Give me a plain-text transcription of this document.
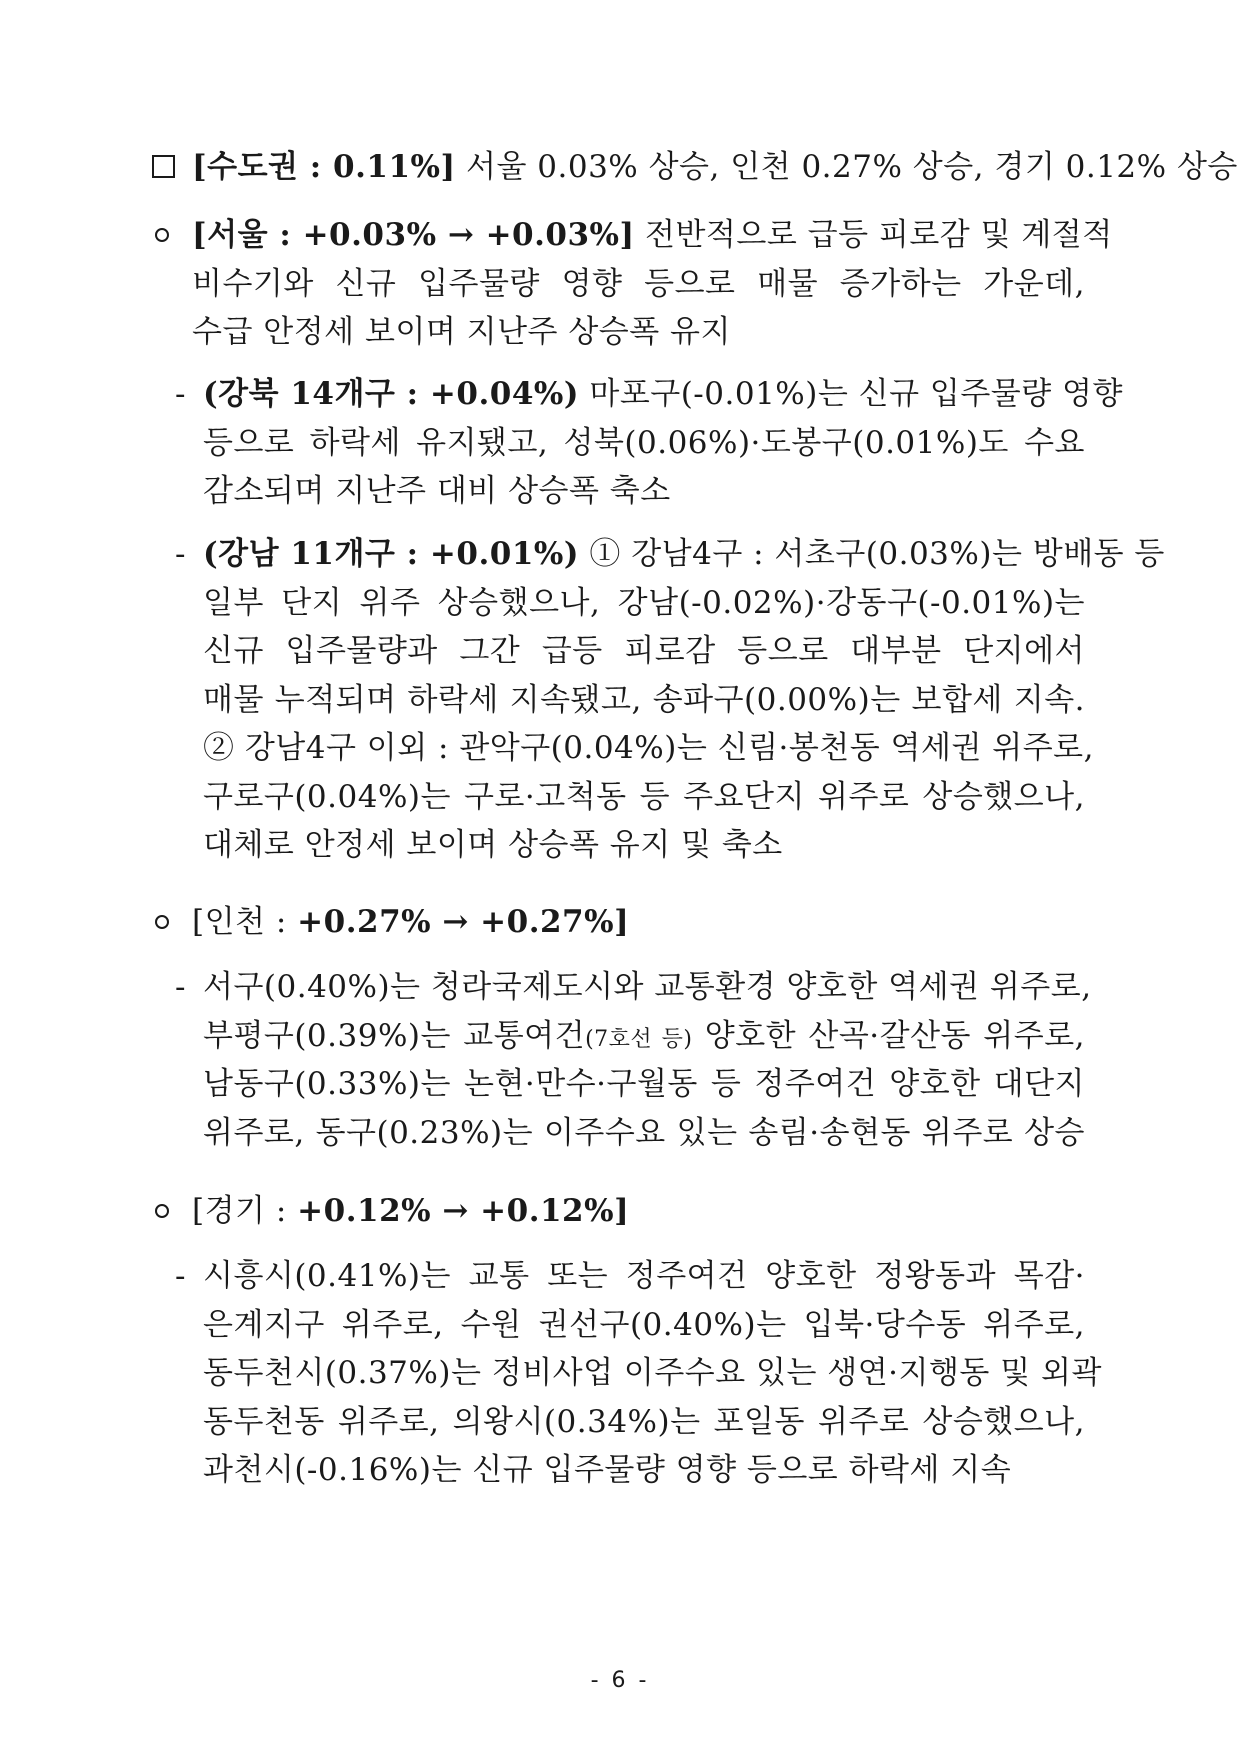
[수도권 : 0.11%] 서울 0.03% 상승, 인천 0.27% 상승, 경기 0.12% 상승
[서울 : +0.03% → +0.03%] 전반적으로 급등 피로감 및 계절적
비수기와 신규 입주물량 영향 등으로 매물 증가하는 가운데,
수급 안정세 보이며 지난주 상승폭 유지
- (강북 14개구 : +0.04%) 마포구(-0.01%)는 신규 입주물량 영향
등으로 하락세 유지됐고, 성북(0.06%)·도봉구(0.01%)도 수요
감소되며 지난주 대비 상승폭 축소
- (강남 11개구 : +0.01%) ① 강남4구 : 서초구(0.03%)는 방배동 등
일부 단지 위주 상승했으나, 강남(-0.02%)·강동구(-0.01%)는
신규 입주물량과 그간 급등 피로감 등으로 대부분 단지에서
매물 누적되며 하락세 지속됐고, 송파구(0.00%)는 보합세 지속.
② 강남4구 이외 : 관악구(0.04%)는 신림·봉천동 역세권 위주로,
구로구(0.04%)는 구로·고척동 등 주요단지 위주로 상승했으나,
대체로 안정세 보이며 상승폭 유지 및 축소
[인천 : +0.27% → +0.27%]
- 서구(0.40%)는 청라국제도시와 교통환경 양호한 역세권 위주로,
부평구(0.39%)는 교통여건(7호선 등) 양호한 산곡·갈산동 위주로,
남동구(0.33%)는 논현·만수·구월동 등 정주여건 양호한 대단지
위주로, 동구(0.23%)는 이주수요 있는 송림·송현동 위주로 상승
[경기 : +0.12% → +0.12%]
- 시흥시(0.41%)는 교통 또는 정주여건 양호한 정왕동과 목감·
은계지구 위주로, 수원 권선구(0.40%)는 입북·당수동 위주로,
동두천시(0.37%)는 정비사업 이주수요 있는 생연·지행동 및 외곽
동두천동 위주로, 의왕시(0.34%)는 포일동 위주로 상승했으나,
과천시(-0.16%)는 신규 입주물량 영향 등으로 하락세 지속
- 6 -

* [TASK TO CARRY OUT]
List all lines in the material containing the string "정주여건".

* [OUTPUT]
남동구(0.33%)는 논현·만수·구월동 등 정주여건 양호한 대단지
- 시흥시(0.41%)는 교통 또는 정주여건 양호한 정왕동과 목감·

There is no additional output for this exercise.